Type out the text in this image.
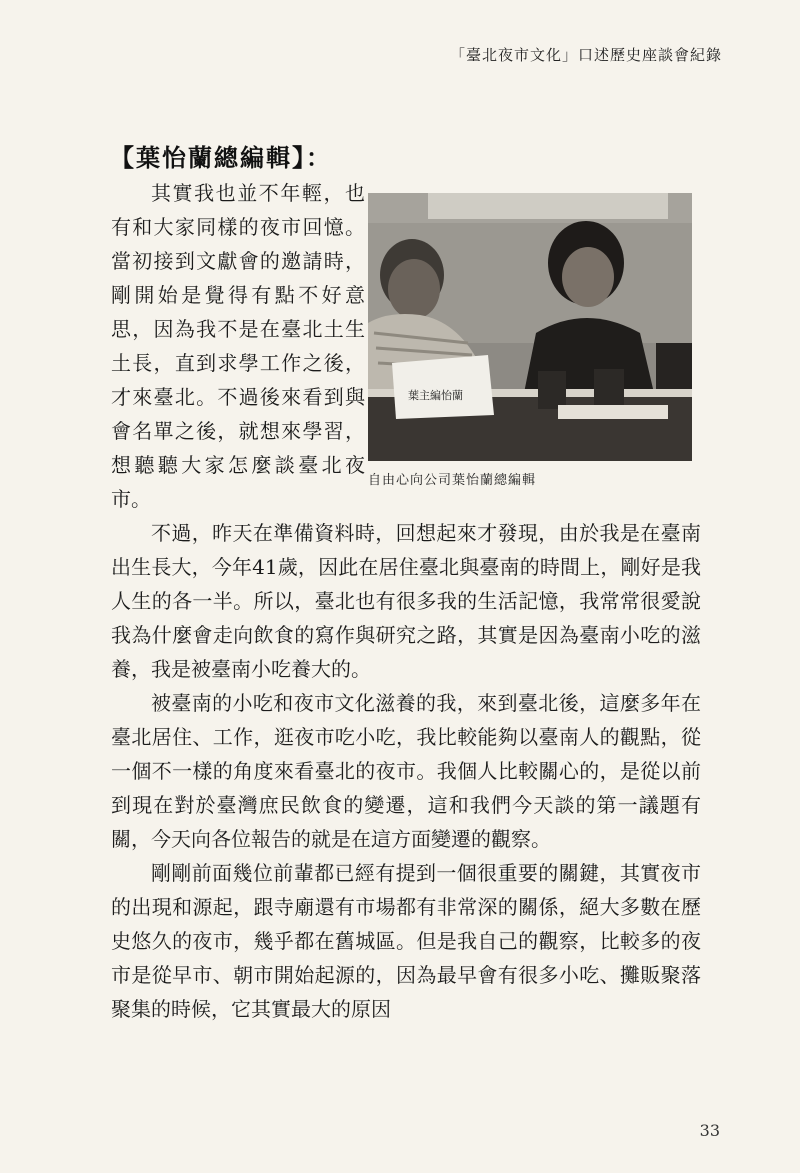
「臺北夜市文化」口述歷史座談會紀錄
【葉怡蘭總編輯】：
葉主編怡蘭
自由心向公司葉怡蘭總編輯

其實我也並不年輕，也有和大家同樣的夜市回憶。當初接到文獻會的邀請時，剛開始是覺得有點不好意思，因為我不是在臺北土生土長，直到求學工作之後，才來臺北。不過後來看到與會名單之後，就想來學習，想聽聽大家怎麼談臺北夜市。

不過，昨天在準備資料時，回想起來才發現，由於我是在臺南出生長大，今年41歲，因此在居住臺北與臺南的時間上，剛好是我人生的各一半。所以，臺北也有很多我的生活記憶，我常常很愛說我為什麼會走向飲食的寫作與研究之路，其實是因為臺南小吃的滋養，我是被臺南小吃養大的。

被臺南的小吃和夜市文化滋養的我，來到臺北後，這麼多年在臺北居住、工作，逛夜市吃小吃，我比較能夠以臺南人的觀點，從一個不一樣的角度來看臺北的夜市。我個人比較關心的，是從以前到現在對於臺灣庶民飲食的變遷，這和我們今天談的第一議題有關，今天向各位報告的就是在這方面變遷的觀察。

剛剛前面幾位前輩都已經有提到一個很重要的關鍵，其實夜市的出現和源起，跟寺廟還有市場都有非常深的關係，絕大多數在歷史悠久的夜市，幾乎都在舊城區。但是我自己的觀察，比較多的夜市是從早市、朝市開始起源的，因為最早會有很多小吃、攤販聚落聚集的時候，它其實最大的原因

33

------------------------------

:: Stated problem ::
Transcribe the listing above verbatim. Omit the pictures.

:: Task output ::
Type out the text in this image.
「臺北夜市文化」口述歷史座談會紀錄
【葉怡蘭總編輯】：
葉主編怡蘭
自由心向公司葉怡蘭總編輯

其實我也並不年輕，也有和大家同樣的夜市回憶。當初接到文獻會的邀請時，剛開始是覺得有點不好意思，因為我不是在臺北土生土長，直到求學工作之後，才來臺北。不過後來看到與會名單之後，就想來學習，想聽聽大家怎麼談臺北夜市。

不過，昨天在準備資料時，回想起來才發現，由於我是在臺南出生長大，今年41歲，因此在居住臺北與臺南的時間上，剛好是我人生的各一半。所以，臺北也有很多我的生活記憶，我常常很愛說我為什麼會走向飲食的寫作與研究之路，其實是因為臺南小吃的滋養，我是被臺南小吃養大的。

被臺南的小吃和夜市文化滋養的我，來到臺北後，這麼多年在臺北居住、工作，逛夜市吃小吃，我比較能夠以臺南人的觀點，從一個不一樣的角度來看臺北的夜市。我個人比較關心的，是從以前到現在對於臺灣庶民飲食的變遷，這和我們今天談的第一議題有關，今天向各位報告的就是在這方面變遷的觀察。

剛剛前面幾位前輩都已經有提到一個很重要的關鍵，其實夜市的出現和源起，跟寺廟還有市場都有非常深的關係，絕大多數在歷史悠久的夜市，幾乎都在舊城區。但是我自己的觀察，比較多的夜市是從早市、朝市開始起源的，因為最早會有很多小吃、攤販聚落聚集的時候，它其實最大的原因

33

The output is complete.